- THE TASK -
Where the word "detached" occurs in a line, return that line.

────────

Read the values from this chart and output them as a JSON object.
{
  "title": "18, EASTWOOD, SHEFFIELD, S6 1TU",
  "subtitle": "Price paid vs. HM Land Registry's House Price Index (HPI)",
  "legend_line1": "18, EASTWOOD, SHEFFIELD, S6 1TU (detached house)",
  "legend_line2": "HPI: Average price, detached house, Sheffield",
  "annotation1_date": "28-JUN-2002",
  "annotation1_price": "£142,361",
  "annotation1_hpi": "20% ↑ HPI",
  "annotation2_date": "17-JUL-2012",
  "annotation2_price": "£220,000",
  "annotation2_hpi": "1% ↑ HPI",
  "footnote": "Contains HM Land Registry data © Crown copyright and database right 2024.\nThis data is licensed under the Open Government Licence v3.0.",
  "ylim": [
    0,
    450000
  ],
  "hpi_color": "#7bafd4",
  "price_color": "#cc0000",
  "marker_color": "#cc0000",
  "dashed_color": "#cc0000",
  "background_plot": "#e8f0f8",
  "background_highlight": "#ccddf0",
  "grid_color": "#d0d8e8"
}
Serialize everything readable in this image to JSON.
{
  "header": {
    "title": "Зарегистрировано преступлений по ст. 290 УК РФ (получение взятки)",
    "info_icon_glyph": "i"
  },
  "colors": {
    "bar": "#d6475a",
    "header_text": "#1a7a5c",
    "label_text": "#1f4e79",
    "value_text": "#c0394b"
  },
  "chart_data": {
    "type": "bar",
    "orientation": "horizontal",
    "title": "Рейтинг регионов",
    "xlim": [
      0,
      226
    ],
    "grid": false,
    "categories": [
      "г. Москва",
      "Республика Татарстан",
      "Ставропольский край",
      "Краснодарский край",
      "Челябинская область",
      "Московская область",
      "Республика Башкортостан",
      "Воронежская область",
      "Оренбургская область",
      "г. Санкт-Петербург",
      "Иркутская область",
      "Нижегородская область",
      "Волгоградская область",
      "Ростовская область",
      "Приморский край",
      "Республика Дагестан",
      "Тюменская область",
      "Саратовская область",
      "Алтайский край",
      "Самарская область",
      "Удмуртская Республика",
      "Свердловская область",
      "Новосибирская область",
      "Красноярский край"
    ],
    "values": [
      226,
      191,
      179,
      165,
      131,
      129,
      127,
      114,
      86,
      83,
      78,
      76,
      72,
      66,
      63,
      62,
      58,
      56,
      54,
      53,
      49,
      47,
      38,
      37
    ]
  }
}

────────

- FINAL RESULT -
  "legend_line1": "18, EASTWOOD, SHEFFIELD, S6 1TU (detached house)",
  "legend_line2": "HPI: Average price, detached house, Sheffield",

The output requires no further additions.